╭──
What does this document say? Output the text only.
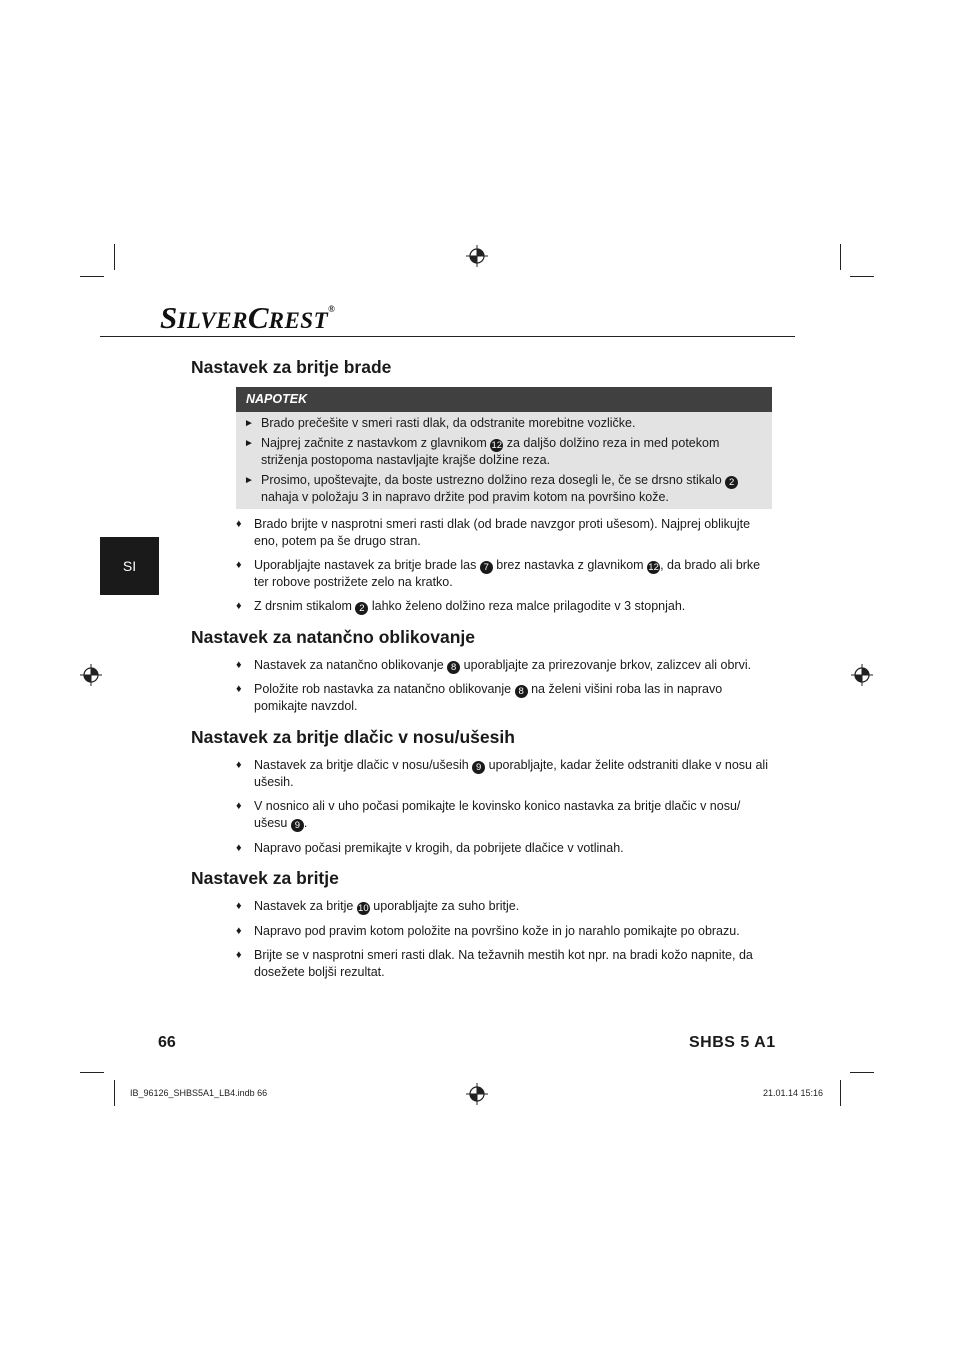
SILVERCREST®
SI
Nastavek za britje brade
NAPOTEK
► Brado prečešite v smeri rasti dlak, da odstranite morebitne vozličke.
► Najprej začnite z nastavkom z glavnikom 12 za daljšo dolžino reza in med potekom striženja postopoma nastavljajte krajše dolžine reza.
► Prosimo, upoštevajte, da boste ustrezno dolžino reza dosegli le, če se drsno stikalo 2 nahaja v položaju 3 in napravo držite pod pravim kotom na površino kože.
♦ Brado brijte v nasprotni smeri rasti dlak (od brade navzgor proti ušesom). Najprej oblikujte eno, potem pa še drugo stran.
♦ Uporabljajte nastavek za britje brade las 7 brez nastavka z glavnikom 12, da brado ali brke ter robove postrižete zelo na kratko.
♦ Z drsnim stikalom 2 lahko želeno dolžino reza malce prilagodite v 3 stopnjah.
Nastavek za natančno oblikovanje
♦ Nastavek za natančno oblikovanje 8 uporabljajte za prirezovanje brkov, zalizcev ali obrvi.
♦ Položite rob nastavka za natančno oblikovanje 8 na želeni višini roba las in napravo pomikajte navzdol.
Nastavek za britje dlačic v nosu/ušesih
♦ Nastavek za britje dlačic v nosu/ušesih 9 uporabljajte, kadar želite odstraniti dlake v nosu ali ušesih.
♦ V nosnico ali v uho počasi pomikajte le kovinsko konico nastavka za britje dlačic v nosu/ ušesu 9 .
♦ Napravo počasi premikajte v krogih, da pobrijete dlačice v votlinah.
Nastavek za britje
♦ Nastavek za britje 10 uporabljajte za suho britje.
♦ Napravo pod pravim kotom položite na površino kože in jo narahlo pomikajte po obrazu.
♦ Brijte se v nasprotni smeri rasti dlak. Na težavnih mestih kot npr. na bradi kožo napnite, da dosežete boljši rezultat.
66	SHBS 5 A1
IB_96126_SHBS5A1_LB4.indb 66	21.01.14 15:16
╰──
Aim of the task = Work out how many lines of the material above contain the word "oblikovanje", then give only that figure.

Full response = 3